• The data:
+ + + + + + +

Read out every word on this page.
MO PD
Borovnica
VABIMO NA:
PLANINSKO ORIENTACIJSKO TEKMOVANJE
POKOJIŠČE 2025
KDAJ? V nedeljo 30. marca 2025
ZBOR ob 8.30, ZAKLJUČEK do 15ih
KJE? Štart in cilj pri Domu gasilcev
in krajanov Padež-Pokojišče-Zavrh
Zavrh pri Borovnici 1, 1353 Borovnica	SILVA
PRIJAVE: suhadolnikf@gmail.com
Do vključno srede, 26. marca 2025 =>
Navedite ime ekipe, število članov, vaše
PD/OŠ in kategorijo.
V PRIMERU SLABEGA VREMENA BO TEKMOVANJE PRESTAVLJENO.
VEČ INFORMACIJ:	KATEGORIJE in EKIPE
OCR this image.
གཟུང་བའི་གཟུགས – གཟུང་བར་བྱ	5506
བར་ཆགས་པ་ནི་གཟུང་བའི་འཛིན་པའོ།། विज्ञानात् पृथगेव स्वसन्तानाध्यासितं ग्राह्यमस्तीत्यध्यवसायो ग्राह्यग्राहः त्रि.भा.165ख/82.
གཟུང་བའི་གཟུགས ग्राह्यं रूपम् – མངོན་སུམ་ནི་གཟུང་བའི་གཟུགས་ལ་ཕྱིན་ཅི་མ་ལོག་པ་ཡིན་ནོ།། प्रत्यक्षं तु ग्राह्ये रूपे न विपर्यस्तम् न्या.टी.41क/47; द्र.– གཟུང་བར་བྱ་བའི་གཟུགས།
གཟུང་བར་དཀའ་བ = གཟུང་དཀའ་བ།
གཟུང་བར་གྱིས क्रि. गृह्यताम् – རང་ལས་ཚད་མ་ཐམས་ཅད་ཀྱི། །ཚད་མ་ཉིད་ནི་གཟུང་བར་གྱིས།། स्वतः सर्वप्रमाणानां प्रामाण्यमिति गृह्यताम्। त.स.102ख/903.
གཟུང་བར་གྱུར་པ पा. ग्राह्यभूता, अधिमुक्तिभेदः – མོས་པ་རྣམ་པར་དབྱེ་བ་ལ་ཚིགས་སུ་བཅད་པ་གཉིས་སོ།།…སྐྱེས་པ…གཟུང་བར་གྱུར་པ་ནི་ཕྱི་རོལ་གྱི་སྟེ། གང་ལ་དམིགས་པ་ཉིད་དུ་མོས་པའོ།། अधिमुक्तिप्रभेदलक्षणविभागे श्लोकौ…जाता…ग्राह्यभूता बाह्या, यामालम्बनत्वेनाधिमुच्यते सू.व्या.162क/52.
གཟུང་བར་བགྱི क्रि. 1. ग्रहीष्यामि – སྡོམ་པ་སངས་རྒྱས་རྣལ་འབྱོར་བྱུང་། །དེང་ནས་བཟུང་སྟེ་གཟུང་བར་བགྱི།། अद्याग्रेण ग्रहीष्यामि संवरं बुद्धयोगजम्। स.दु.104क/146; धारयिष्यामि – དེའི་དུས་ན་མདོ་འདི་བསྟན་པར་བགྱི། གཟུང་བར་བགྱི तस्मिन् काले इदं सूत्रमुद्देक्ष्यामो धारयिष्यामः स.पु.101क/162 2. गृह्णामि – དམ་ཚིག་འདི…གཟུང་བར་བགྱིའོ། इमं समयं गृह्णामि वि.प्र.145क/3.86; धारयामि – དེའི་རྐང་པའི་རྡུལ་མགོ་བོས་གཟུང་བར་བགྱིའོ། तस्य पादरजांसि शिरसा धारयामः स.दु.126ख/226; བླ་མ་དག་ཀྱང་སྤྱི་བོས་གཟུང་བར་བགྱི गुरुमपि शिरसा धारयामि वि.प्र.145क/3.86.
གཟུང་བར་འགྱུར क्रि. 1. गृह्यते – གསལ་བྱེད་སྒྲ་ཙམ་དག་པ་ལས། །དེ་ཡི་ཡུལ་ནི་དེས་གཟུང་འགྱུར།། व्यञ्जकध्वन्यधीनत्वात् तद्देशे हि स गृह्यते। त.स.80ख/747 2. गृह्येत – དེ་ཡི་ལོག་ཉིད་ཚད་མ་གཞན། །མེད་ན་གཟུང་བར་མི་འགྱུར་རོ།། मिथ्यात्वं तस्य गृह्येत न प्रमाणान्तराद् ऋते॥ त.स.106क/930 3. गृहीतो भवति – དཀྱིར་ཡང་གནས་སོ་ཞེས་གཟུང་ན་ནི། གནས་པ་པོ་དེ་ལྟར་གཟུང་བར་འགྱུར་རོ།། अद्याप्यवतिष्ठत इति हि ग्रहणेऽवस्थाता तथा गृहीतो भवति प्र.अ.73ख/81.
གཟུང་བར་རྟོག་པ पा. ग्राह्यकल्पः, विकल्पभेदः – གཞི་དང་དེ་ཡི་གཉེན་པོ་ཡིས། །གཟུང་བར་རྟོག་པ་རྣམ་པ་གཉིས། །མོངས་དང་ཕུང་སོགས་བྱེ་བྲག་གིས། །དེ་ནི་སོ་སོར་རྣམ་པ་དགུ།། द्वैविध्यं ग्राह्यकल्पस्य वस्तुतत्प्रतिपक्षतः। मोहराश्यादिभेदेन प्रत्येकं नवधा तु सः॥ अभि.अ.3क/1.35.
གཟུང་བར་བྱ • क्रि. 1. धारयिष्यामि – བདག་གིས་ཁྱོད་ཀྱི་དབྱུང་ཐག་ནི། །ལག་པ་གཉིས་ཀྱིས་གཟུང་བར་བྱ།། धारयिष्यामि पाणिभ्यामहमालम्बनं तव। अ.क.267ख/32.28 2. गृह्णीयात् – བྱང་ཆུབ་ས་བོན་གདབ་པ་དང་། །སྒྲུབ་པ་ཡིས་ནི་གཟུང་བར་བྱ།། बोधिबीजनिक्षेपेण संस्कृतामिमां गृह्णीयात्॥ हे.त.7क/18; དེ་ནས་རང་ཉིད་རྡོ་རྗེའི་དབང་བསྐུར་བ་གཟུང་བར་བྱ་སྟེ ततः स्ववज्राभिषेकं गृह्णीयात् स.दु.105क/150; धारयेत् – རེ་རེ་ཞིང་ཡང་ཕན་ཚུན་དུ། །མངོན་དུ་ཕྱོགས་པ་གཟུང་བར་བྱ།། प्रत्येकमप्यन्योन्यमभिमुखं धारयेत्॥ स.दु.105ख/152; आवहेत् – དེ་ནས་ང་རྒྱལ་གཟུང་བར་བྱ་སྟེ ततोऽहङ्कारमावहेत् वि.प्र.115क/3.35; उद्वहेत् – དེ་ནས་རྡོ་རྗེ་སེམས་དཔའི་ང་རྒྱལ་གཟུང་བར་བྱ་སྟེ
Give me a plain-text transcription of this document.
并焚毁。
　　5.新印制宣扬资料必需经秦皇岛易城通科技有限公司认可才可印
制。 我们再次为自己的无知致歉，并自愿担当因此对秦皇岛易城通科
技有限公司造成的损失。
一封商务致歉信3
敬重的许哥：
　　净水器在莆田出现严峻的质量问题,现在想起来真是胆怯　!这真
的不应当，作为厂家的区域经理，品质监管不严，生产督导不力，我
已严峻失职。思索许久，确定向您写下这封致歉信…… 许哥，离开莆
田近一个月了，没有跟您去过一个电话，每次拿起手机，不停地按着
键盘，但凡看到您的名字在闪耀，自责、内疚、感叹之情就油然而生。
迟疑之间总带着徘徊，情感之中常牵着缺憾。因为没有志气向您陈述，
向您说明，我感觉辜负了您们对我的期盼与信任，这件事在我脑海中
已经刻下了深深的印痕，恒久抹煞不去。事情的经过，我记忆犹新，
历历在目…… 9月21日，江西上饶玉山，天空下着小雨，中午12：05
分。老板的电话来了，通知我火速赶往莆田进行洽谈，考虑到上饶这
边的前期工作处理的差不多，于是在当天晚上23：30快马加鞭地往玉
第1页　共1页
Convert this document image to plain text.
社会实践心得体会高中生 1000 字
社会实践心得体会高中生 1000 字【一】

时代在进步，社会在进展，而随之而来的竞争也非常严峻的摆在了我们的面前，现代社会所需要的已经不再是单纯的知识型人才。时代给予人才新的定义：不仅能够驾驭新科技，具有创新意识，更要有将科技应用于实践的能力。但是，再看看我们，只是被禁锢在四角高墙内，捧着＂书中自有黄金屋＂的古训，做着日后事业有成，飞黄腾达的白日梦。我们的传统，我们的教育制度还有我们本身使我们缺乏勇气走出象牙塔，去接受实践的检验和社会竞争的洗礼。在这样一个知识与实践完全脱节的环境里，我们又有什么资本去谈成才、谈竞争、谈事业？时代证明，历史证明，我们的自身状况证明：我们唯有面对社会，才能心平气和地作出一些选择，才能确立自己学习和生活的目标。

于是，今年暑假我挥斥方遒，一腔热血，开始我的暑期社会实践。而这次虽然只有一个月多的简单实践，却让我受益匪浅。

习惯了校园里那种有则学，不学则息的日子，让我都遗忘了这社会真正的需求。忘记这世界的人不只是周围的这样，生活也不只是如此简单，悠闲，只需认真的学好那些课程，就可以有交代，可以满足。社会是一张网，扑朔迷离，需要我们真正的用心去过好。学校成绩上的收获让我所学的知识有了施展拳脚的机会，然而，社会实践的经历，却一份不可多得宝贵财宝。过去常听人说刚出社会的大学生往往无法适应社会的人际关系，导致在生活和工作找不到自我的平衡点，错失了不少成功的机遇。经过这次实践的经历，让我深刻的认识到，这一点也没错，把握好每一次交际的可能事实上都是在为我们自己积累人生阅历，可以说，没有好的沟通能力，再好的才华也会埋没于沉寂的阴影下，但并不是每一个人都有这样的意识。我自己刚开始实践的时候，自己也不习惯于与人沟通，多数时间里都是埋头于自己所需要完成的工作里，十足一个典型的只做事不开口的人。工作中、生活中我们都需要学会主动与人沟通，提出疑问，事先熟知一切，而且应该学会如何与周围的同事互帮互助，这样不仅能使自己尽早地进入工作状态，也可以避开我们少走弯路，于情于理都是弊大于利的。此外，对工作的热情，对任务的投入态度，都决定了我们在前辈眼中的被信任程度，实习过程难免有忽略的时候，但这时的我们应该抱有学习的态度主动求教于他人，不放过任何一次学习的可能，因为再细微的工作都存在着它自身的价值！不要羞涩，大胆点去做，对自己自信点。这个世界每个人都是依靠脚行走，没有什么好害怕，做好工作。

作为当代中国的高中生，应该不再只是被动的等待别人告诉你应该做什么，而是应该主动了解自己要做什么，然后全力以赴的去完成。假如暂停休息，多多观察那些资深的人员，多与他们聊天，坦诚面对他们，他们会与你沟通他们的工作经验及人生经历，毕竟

+ + + + + + +

• Task: Starting at the line that contains "Convert this document image to plain text.", repeat each line exactly through the last one in the listing. Include both of those lines and nothing more.

• Response:
Convert this document image to plain text.
社会实践心得体会高中生 1000 字
社会实践心得体会高中生 1000 字【一】

时代在进步，社会在进展，而随之而来的竞争也非常严峻的摆在了我们的面前，现代社会所需要的已经不再是单纯的知识型人才。时代给予人才新的定义：不仅能够驾驭新科技，具有创新意识，更要有将科技应用于实践的能力。但是，再看看我们，只是被禁锢在四角高墙内，捧着＂书中自有黄金屋＂的古训，做着日后事业有成，飞黄腾达的白日梦。我们的传统，我们的教育制度还有我们本身使我们缺乏勇气走出象牙塔，去接受实践的检验和社会竞争的洗礼。在这样一个知识与实践完全脱节的环境里，我们又有什么资本去谈成才、谈竞争、谈事业？时代证明，历史证明，我们的自身状况证明：我们唯有面对社会，才能心平气和地作出一些选择，才能确立自己学习和生活的目标。

于是，今年暑假我挥斥方遒，一腔热血，开始我的暑期社会实践。而这次虽然只有一个月多的简单实践，却让我受益匪浅。

习惯了校园里那种有则学，不学则息的日子，让我都遗忘了这社会真正的需求。忘记这世界的人不只是周围的这样，生活也不只是如此简单，悠闲，只需认真的学好那些课程，就可以有交代，可以满足。社会是一张网，扑朔迷离，需要我们真正的用心去过好。学校成绩上的收获让我所学的知识有了施展拳脚的机会，然而，社会实践的经历，却一份不可多得宝贵财宝。过去常听人说刚出社会的大学生往往无法适应社会的人际关系，导致在生活和工作找不到自我的平衡点，错失了不少成功的机遇。经过这次实践的经历，让我深刻的认识到，这一点也没错，把握好每一次交际的可能事实上都是在为我们自己积累人生阅历，可以说，没有好的沟通能力，再好的才华也会埋没于沉寂的阴影下，但并不是每一个人都有这样的意识。我自己刚开始实践的时候，自己也不习惯于与人沟通，多数时间里都是埋头于自己所需要完成的工作里，十足一个典型的只做事不开口的人。工作中、生活中我们都需要学会主动与人沟通，提出疑问，事先熟知一切，而且应该学会如何与周围的同事互帮互助，这样不仅能使自己尽早地进入工作状态，也可以避开我们少走弯路，于情于理都是弊大于利的。此外，对工作的热情，对任务的投入态度，都决定了我们在前辈眼中的被信任程度，实习过程难免有忽略的时候，但这时的我们应该抱有学习的态度主动求教于他人，不放过任何一次学习的可能，因为再细微的工作都存在着它自身的价值！不要羞涩，大胆点去做，对自己自信点。这个世界每个人都是依靠脚行走，没有什么好害怕，做好工作。

作为当代中国的高中生，应该不再只是被动的等待别人告诉你应该做什么，而是应该主动了解自己要做什么，然后全力以赴的去完成。假如暂停休息，多多观察那些资深的人员，多与他们聊天，坦诚面对他们，他们会与你沟通他们的工作经验及人生经历，毕竟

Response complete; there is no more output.